● Text section:
The Western film genre also exemplifies how certain truths get selected to be included within cultural narratives, while others become silenced. In nearly every Western film, a white, male cowboy protagonist who has recently arrived in the American frontier are tasked with fighting a given enemy, most frequently American Indians. These films depict the American West as a vast, open landscape, meant for settlement by white Americans, and portray cowboys as defenders of the American frontier against “savage Indians.” Western films have helped to create and spread a historical American identity that essentially promotes only one particular narrative of America’s past—that white people had a God-given right to the land out west, took that land from the “savage Indians,” and settled there. As the narrative goes, the actions of these brave settlers helped push the border of the United States towards the Pacific Ocean and turned the United States into the expansive, powerful nation that it is today. There are, however, multiple narratives of American history from multiple perspectives. For example, in An Indigenous People’s History of the United States, Roxanne Dunbar-Ortiz explains, from the American Indian perspective, that “the United States [is] a colonialist settler-state,” and that it “crushed and subjugated the original civilizations in the territories it now rules” (Dunbar-Ortiz, 2015). This is why rhetoric is so important to the creation of truth--because when tropes, including the portrayal of white settlers as heroes and indigenous peoples as savages, get repeated, they help to shape the narratives that societies regard as true.

So how are rhetoric and truth related? Since the time of Plato, rhetoric has been regarded as the opposite of truth, as an obstacle to the discovery and spread of objective knowledge about our world. However, rhetoric can also serve as the messenger of truth. In addition, rhetoric helps shape our own subjective and intersubjective truths through the communication and dissemination of narratives and ideologies. Rhetoric can be both the antithesis to and the generator of truth; it’s our call on how we use it.

● Records shown:

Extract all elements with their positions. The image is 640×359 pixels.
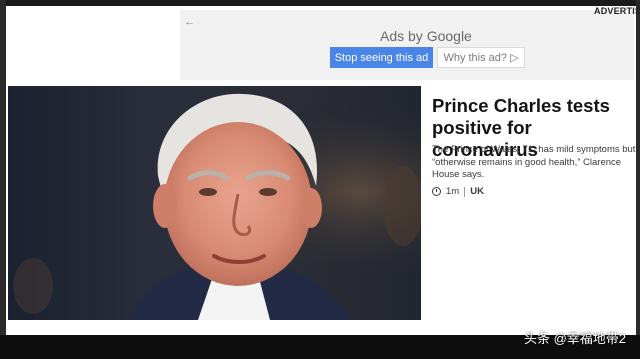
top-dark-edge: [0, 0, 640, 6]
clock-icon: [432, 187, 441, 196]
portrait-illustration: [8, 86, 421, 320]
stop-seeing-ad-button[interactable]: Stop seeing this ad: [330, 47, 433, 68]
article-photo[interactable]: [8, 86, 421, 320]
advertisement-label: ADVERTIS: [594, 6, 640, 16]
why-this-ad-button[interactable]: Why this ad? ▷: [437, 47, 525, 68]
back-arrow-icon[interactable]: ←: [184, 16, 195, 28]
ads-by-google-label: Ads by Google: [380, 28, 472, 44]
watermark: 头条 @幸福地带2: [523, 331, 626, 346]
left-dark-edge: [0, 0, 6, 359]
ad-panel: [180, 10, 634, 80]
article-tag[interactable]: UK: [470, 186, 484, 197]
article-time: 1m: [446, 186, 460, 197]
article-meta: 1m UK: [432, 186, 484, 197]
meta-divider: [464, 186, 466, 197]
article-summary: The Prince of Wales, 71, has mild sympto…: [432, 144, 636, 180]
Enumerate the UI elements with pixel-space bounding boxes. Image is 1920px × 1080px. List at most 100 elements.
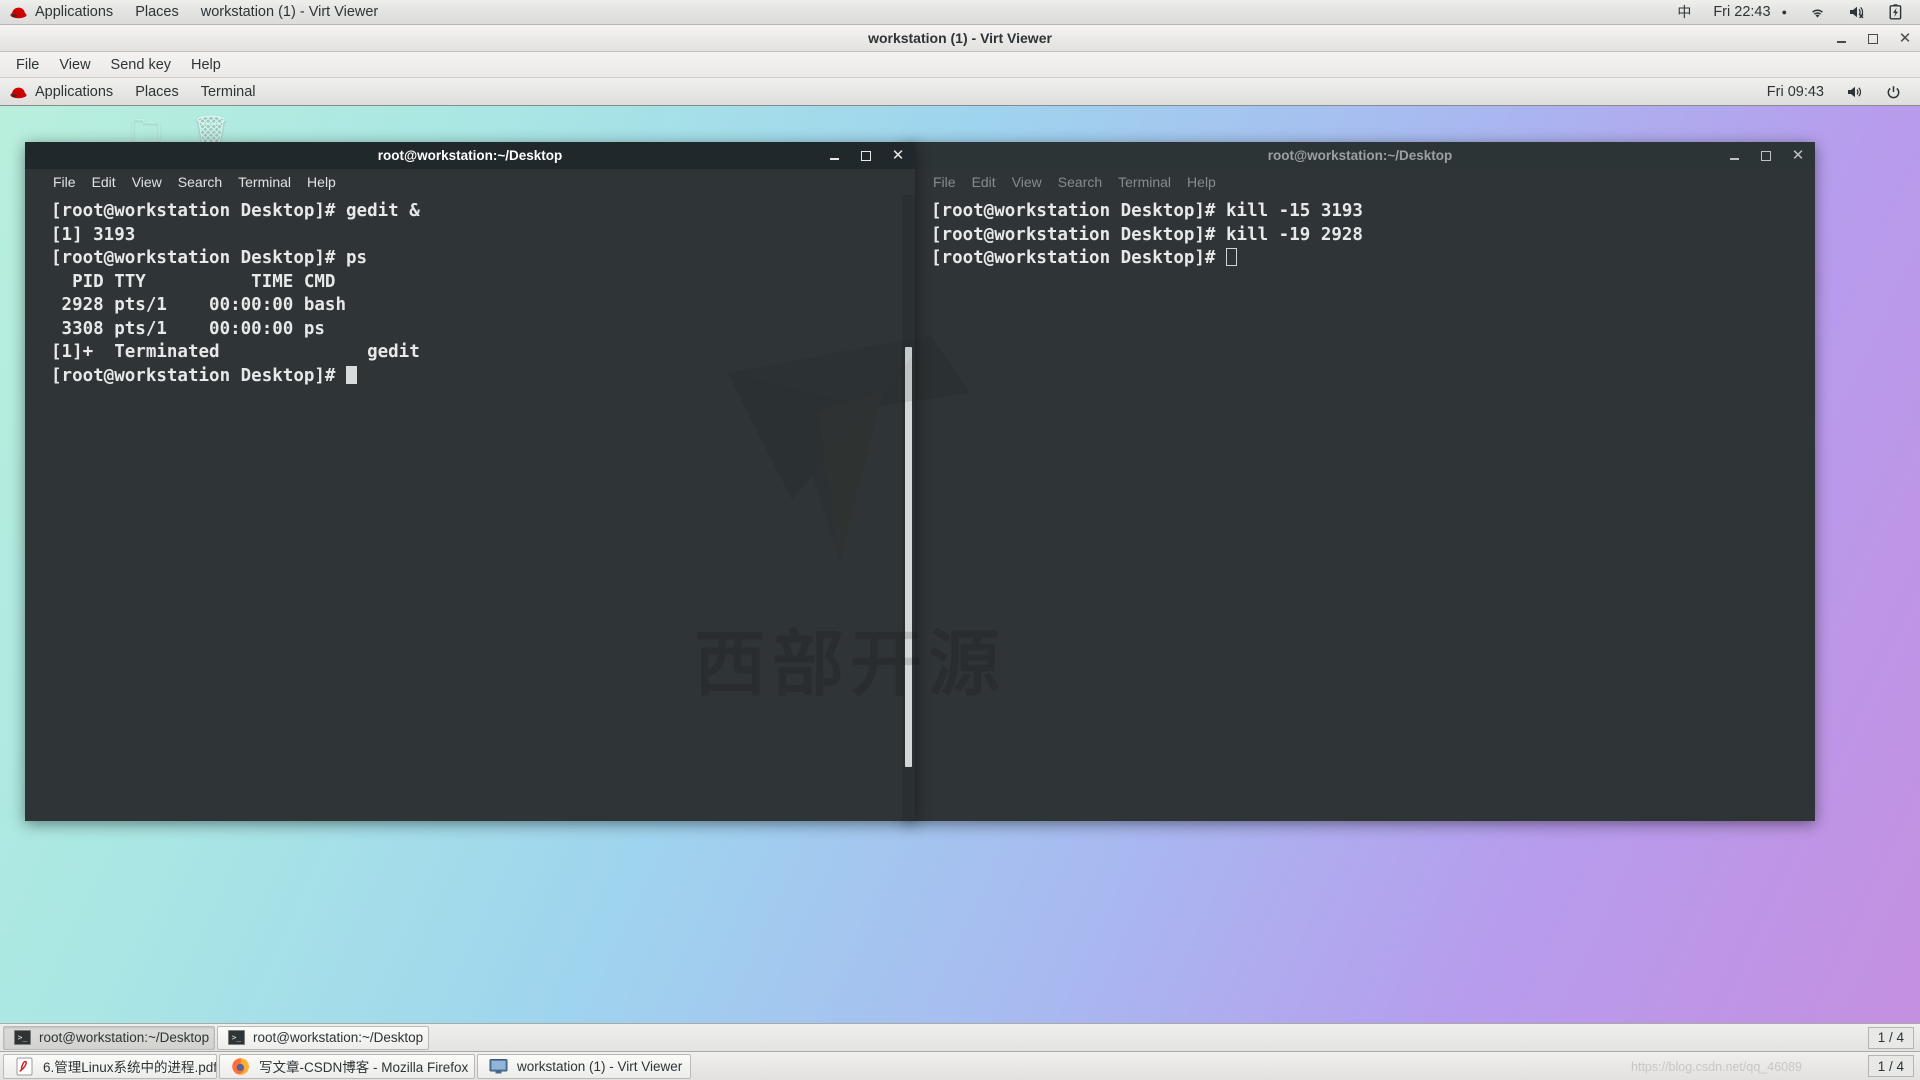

● Given problem:
Answer from the text on rhetoric and truth:
1. In Western films, who is the enemy the protagonist most frequently fights?
2. What is the title of the book by Roxanne Dunbar-Ortiz that the text cites?
3. Since the time of whom has rhetoric been regarded as the opposite of truth?

● Reply to the exercise:
1. American Indians.
2. An Indigenous People's History of the United States.
3. Plato.